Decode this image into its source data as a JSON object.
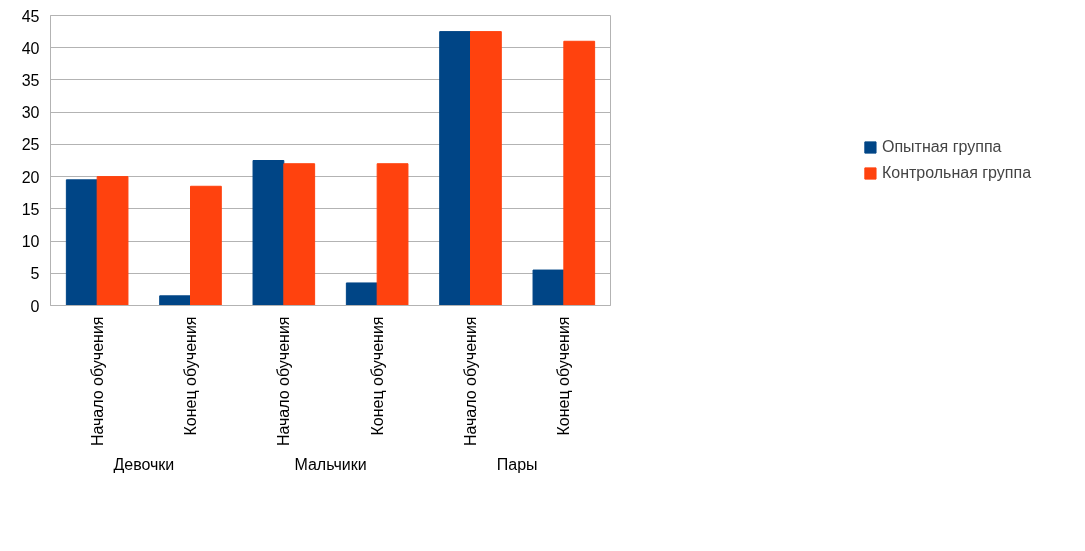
{
  "chart_data": {
    "type": "bar",
    "categories": [
      "Начало обучения",
      "Конец обучения",
      "Начало обучения",
      "Конец обучения",
      "Начало обучения",
      "Конец обучения"
    ],
    "series": [
      {
        "name": "Опытная группа",
        "color": "#004586",
        "values": [
          19.5,
          1.5,
          22.5,
          3.5,
          42.5,
          5.5
        ]
      },
      {
        "name": "Контрольная группа",
        "color": "#ff420e",
        "values": [
          20,
          18.5,
          22,
          22,
          42.5,
          41
        ]
      }
    ],
    "annotations": [
      "Девочки",
      "Мальчики",
      "Пары"
    ],
    "ylim": [
      0,
      45
    ],
    "yticks": [
      0,
      5,
      10,
      15,
      20,
      25,
      30,
      35,
      40,
      45
    ],
    "grid": "y",
    "legend": "right"
  }
}
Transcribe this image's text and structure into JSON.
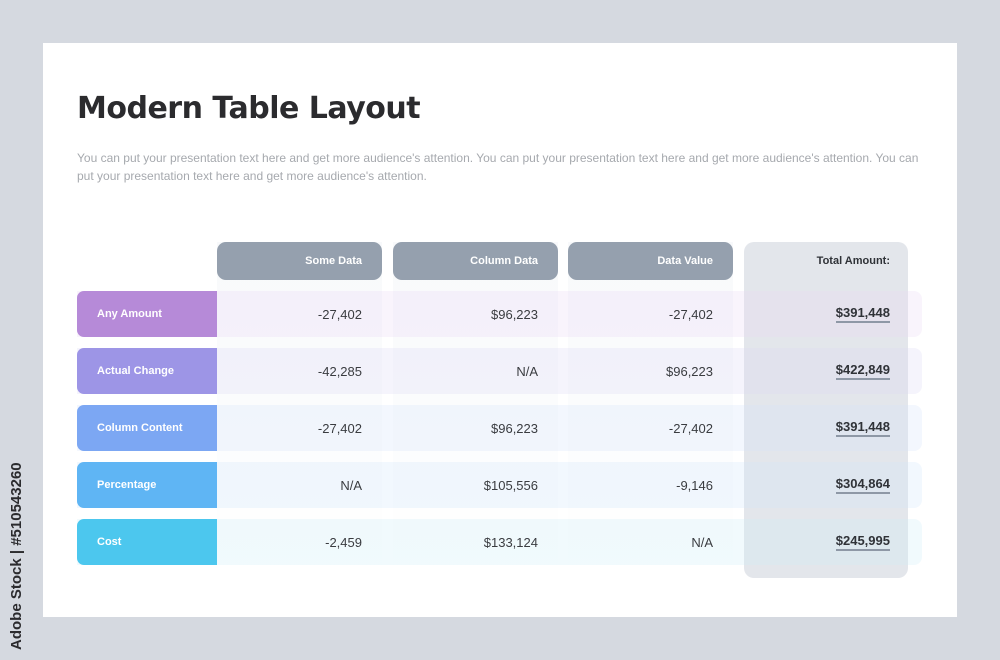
{
  "title": "Modern Table Layout",
  "description": "You can put your presentation text here and get more audience's attention. You can put your presentation text here and get more audience's attention. You can put your presentation text here and get more audience's attention.",
  "headers": [
    "Some Data",
    "Column Data",
    "Data Value"
  ],
  "total_header": "Total Amount:",
  "rows": [
    {
      "label": "Any Amount",
      "color": "#b68ad8",
      "band": "#e9d6f3",
      "values": [
        "-27,402",
        "$96,223",
        "-27,402"
      ],
      "total": "$391,448"
    },
    {
      "label": "Actual Change",
      "color": "#9d95e6",
      "band": "#dcd8f5",
      "values": [
        "-42,285",
        "N/A",
        "$96,223"
      ],
      "total": "$422,849"
    },
    {
      "label": "Column Content",
      "color": "#7ca7f3",
      "band": "#d4e1fb",
      "values": [
        "-27,402",
        "$96,223",
        "-27,402"
      ],
      "total": "$391,448"
    },
    {
      "label": "Percentage",
      "color": "#5fb5f4",
      "band": "#d0e7fa",
      "values": [
        "N/A",
        "$105,556",
        "-9,146"
      ],
      "total": "$304,864"
    },
    {
      "label": "Cost",
      "color": "#4cc7ee",
      "band": "#cdeef9",
      "values": [
        "-2,459",
        "$133,124",
        "N/A"
      ],
      "total": "$245,995"
    }
  ],
  "watermark_id": "Adobe Stock | #510543260"
}
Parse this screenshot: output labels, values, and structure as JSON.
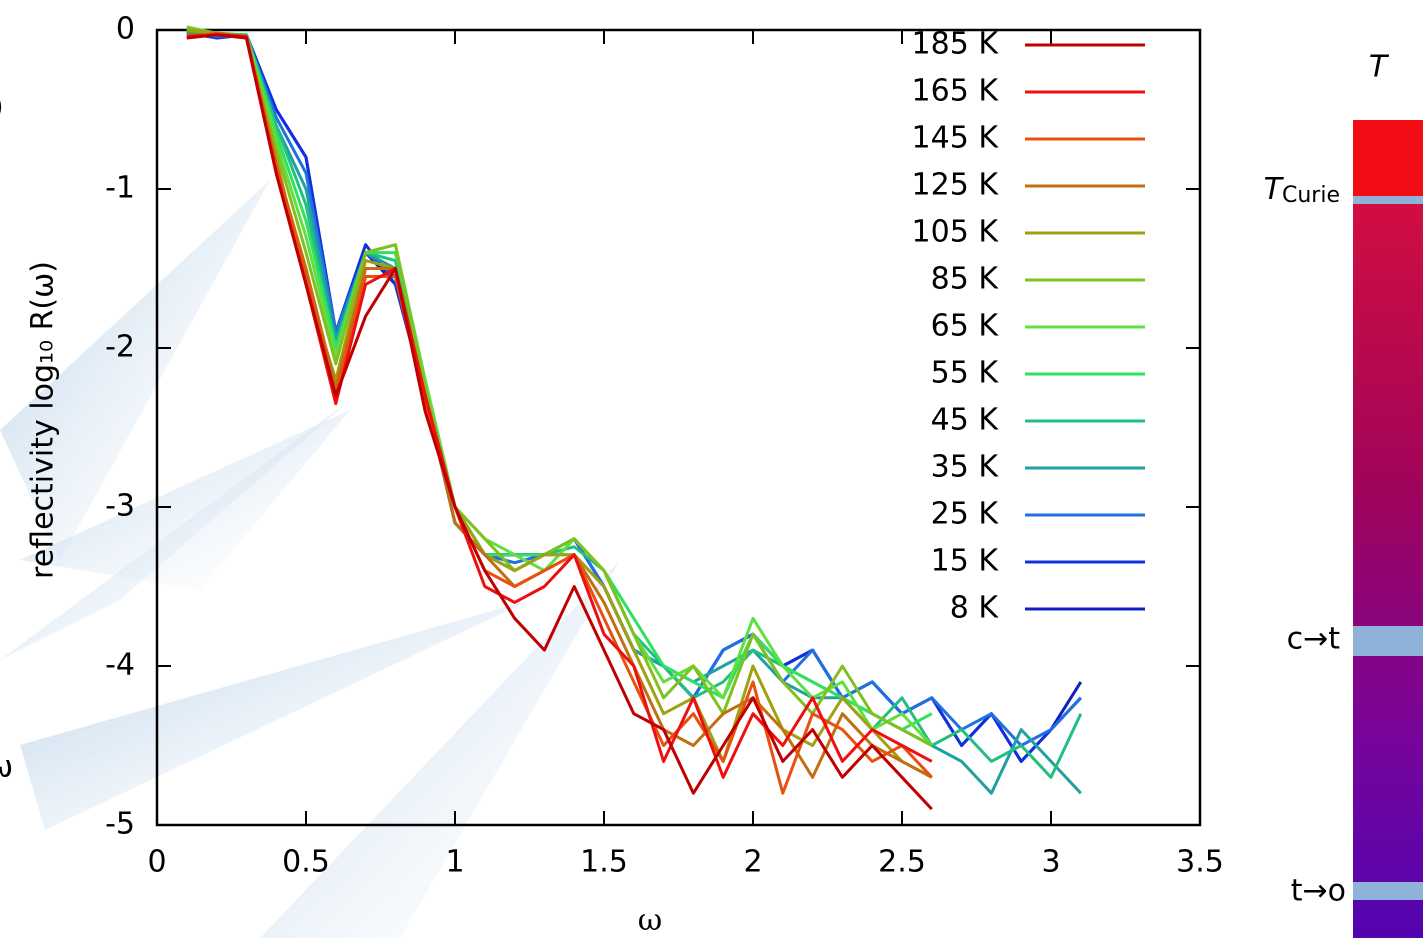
{
  "chart_data": {
    "type": "line",
    "xlabel": "ω",
    "ylabel": "reflectivity log₁₀ R(ω)",
    "xlim": [
      0,
      3.5
    ],
    "ylim": [
      -5,
      0
    ],
    "xticks": [
      0,
      0.5,
      1,
      1.5,
      2,
      2.5,
      3,
      3.5
    ],
    "yticks": [
      0,
      -1,
      -2,
      -3,
      -4,
      -5
    ],
    "legend": "upper-right",
    "x": [
      0.1,
      0.2,
      0.3,
      0.4,
      0.5,
      0.6,
      0.7,
      0.8,
      0.9,
      1.0,
      1.1,
      1.2,
      1.3,
      1.4,
      1.5,
      1.6,
      1.7,
      1.8,
      1.9,
      2.0,
      2.1,
      2.2,
      2.3,
      2.4,
      2.5,
      2.6,
      2.7,
      2.8,
      2.9,
      3.0,
      3.1
    ],
    "series": [
      {
        "name": "185 K",
        "color": "#c00000",
        "values": [
          -0.05,
          -0.03,
          -0.05,
          -0.9,
          -1.6,
          -2.3,
          -1.8,
          -1.5,
          -2.4,
          -3.0,
          -3.4,
          -3.7,
          -3.9,
          -3.5,
          -3.9,
          -4.3,
          -4.4,
          -4.8,
          -4.5,
          -4.2,
          -4.6,
          -4.4,
          -4.7,
          -4.5,
          -4.7,
          -4.9,
          null,
          null,
          null,
          null,
          null
        ]
      },
      {
        "name": "165 K",
        "color": "#ee1010",
        "values": [
          -0.04,
          -0.03,
          -0.04,
          -0.9,
          -1.6,
          -2.35,
          -1.6,
          -1.5,
          -2.3,
          -3.0,
          -3.5,
          -3.6,
          -3.5,
          -3.3,
          -3.8,
          -4.0,
          -4.6,
          -4.2,
          -4.7,
          -4.3,
          -4.5,
          -4.2,
          -4.6,
          -4.4,
          -4.5,
          -4.6,
          null,
          null,
          null,
          null,
          null
        ]
      },
      {
        "name": "145 K",
        "color": "#e85010",
        "values": [
          -0.05,
          -0.02,
          -0.04,
          -0.85,
          -1.55,
          -2.3,
          -1.55,
          -1.55,
          -2.35,
          -3.0,
          -3.4,
          -3.5,
          -3.4,
          -3.3,
          -3.7,
          -4.1,
          -4.5,
          -4.3,
          -4.6,
          -4.1,
          -4.8,
          -4.3,
          -4.4,
          -4.6,
          -4.5,
          -4.7,
          null,
          null,
          null,
          null,
          null
        ]
      },
      {
        "name": "125 K",
        "color": "#c07010",
        "values": [
          -0.03,
          -0.03,
          -0.05,
          -0.85,
          -1.5,
          -2.25,
          -1.5,
          -1.5,
          -2.3,
          -3.1,
          -3.3,
          -3.5,
          -3.4,
          -3.3,
          -3.6,
          -4.0,
          -4.4,
          -4.5,
          -4.3,
          -4.2,
          -4.4,
          -4.7,
          -4.3,
          -4.5,
          -4.6,
          -4.7,
          null,
          null,
          null,
          null,
          null
        ]
      },
      {
        "name": "105 K",
        "color": "#a0a010",
        "values": [
          0,
          -0.02,
          -0.05,
          -0.8,
          -1.6,
          -2.2,
          -1.45,
          -1.5,
          -2.3,
          -3.0,
          -3.3,
          -3.4,
          -3.3,
          -3.3,
          -3.5,
          -3.9,
          -4.3,
          -4.2,
          -4.6,
          -4.0,
          -4.4,
          -4.5,
          -4.2,
          -4.4,
          -4.6,
          -4.7,
          null,
          null,
          null,
          null,
          null
        ]
      },
      {
        "name": "85 K",
        "color": "#80c020",
        "values": [
          0.01,
          -0.02,
          -0.04,
          -0.75,
          -1.4,
          -2.1,
          -1.4,
          -1.35,
          -2.25,
          -3.0,
          -3.2,
          -3.4,
          -3.3,
          -3.2,
          -3.4,
          -3.8,
          -4.2,
          -4.0,
          -4.3,
          -3.8,
          -4.1,
          -4.3,
          -4.0,
          -4.3,
          -4.4,
          -4.5,
          null,
          null,
          null,
          null,
          null
        ]
      },
      {
        "name": "65 K",
        "color": "#60e040",
        "values": [
          0.02,
          -0.02,
          -0.04,
          -0.7,
          -1.3,
          -2.05,
          -1.4,
          -1.35,
          -2.2,
          -3.0,
          -3.2,
          -3.3,
          -3.4,
          -3.2,
          -3.4,
          -3.8,
          -4.1,
          -4.0,
          -4.2,
          -3.7,
          -4.0,
          -4.2,
          -4.1,
          -4.4,
          -4.3,
          -4.5,
          null,
          null,
          null,
          null,
          null
        ]
      },
      {
        "name": "55 K",
        "color": "#30e060",
        "values": [
          0.01,
          -0.02,
          -0.03,
          -0.65,
          -1.2,
          -2.0,
          -1.4,
          -1.4,
          -2.2,
          -3.0,
          -3.3,
          -3.3,
          -3.3,
          -3.2,
          -3.4,
          -3.7,
          -4.0,
          -4.1,
          -4.2,
          -3.8,
          -4.0,
          -4.1,
          -4.2,
          -4.3,
          -4.4,
          -4.3,
          null,
          null,
          null,
          null,
          null
        ]
      },
      {
        "name": "45 K",
        "color": "#20c080",
        "values": [
          0,
          -0.03,
          -0.03,
          -0.6,
          -1.1,
          -2.0,
          -1.4,
          -1.45,
          -2.25,
          -3.0,
          -3.3,
          -3.4,
          -3.3,
          -3.25,
          -3.4,
          -3.8,
          -4.0,
          -4.2,
          -4.1,
          -3.9,
          -4.0,
          -4.1,
          -4.2,
          -4.4,
          -4.2,
          -4.5,
          -4.4,
          -4.6,
          -4.5,
          -4.7,
          -4.3
        ]
      },
      {
        "name": "35 K",
        "color": "#20a0a0",
        "values": [
          -0.01,
          -0.03,
          -0.04,
          -0.6,
          -1.0,
          -1.95,
          -1.4,
          -1.5,
          -2.25,
          -3.0,
          -3.3,
          -3.4,
          -3.3,
          -3.3,
          -3.5,
          -3.9,
          -4.0,
          -4.1,
          -4.0,
          -3.9,
          -4.1,
          -4.2,
          -4.2,
          -4.3,
          -4.4,
          -4.5,
          -4.6,
          -4.8,
          -4.4,
          -4.6,
          -4.8
        ]
      },
      {
        "name": "25 K",
        "color": "#2070e0",
        "values": [
          -0.02,
          -0.04,
          -0.03,
          -0.55,
          -0.9,
          -1.9,
          -1.4,
          -1.55,
          -2.3,
          -3.1,
          -3.3,
          -3.35,
          -3.3,
          -3.2,
          -3.5,
          -3.9,
          -4.0,
          -4.2,
          -3.9,
          -3.8,
          -4.1,
          -3.9,
          -4.2,
          -4.1,
          -4.3,
          -4.2,
          -4.4,
          -4.3,
          -4.5,
          -4.4,
          -4.2
        ]
      },
      {
        "name": "15 K",
        "color": "#1030e0",
        "values": [
          -0.01,
          -0.05,
          -0.03,
          -0.5,
          -0.8,
          -1.9,
          -1.35,
          -1.6,
          -2.3,
          -3.1,
          -3.3,
          -3.3,
          -3.3,
          -3.2,
          -3.5,
          -3.9,
          -4.0,
          -4.2,
          -3.9,
          -3.8,
          -4.0,
          -3.9,
          -4.2,
          -4.1,
          -4.3,
          -4.2,
          -4.5,
          -4.3,
          -4.6,
          -4.4,
          -4.2
        ]
      },
      {
        "name": "8 K",
        "color": "#1020c0",
        "values": [
          -0.02,
          -0.05,
          -0.03,
          -0.5,
          -0.8,
          -1.9,
          -1.4,
          -1.6,
          -2.3,
          -3.1,
          -3.3,
          -3.3,
          -3.3,
          -3.2,
          -3.5,
          -3.9,
          -4.0,
          -4.2,
          -3.9,
          -3.8,
          -4.0,
          -3.9,
          -4.2,
          -4.1,
          -4.3,
          -4.2,
          -4.5,
          -4.3,
          -4.6,
          -4.4,
          -4.1
        ]
      }
    ],
    "colorbar": {
      "title": "T",
      "curie_symbol": "T",
      "curie_subscript": "Curie",
      "ct_label": "c→t",
      "to_label": "t→o"
    },
    "cropped_texts": [
      ")",
      "ω"
    ]
  }
}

● **Task goal**: Show every line of the records above that contains the word "image".

● **Solution for this problem**:
Decode this image into its source data as a JSON object.
Transcribe this image's text and structure into JSON.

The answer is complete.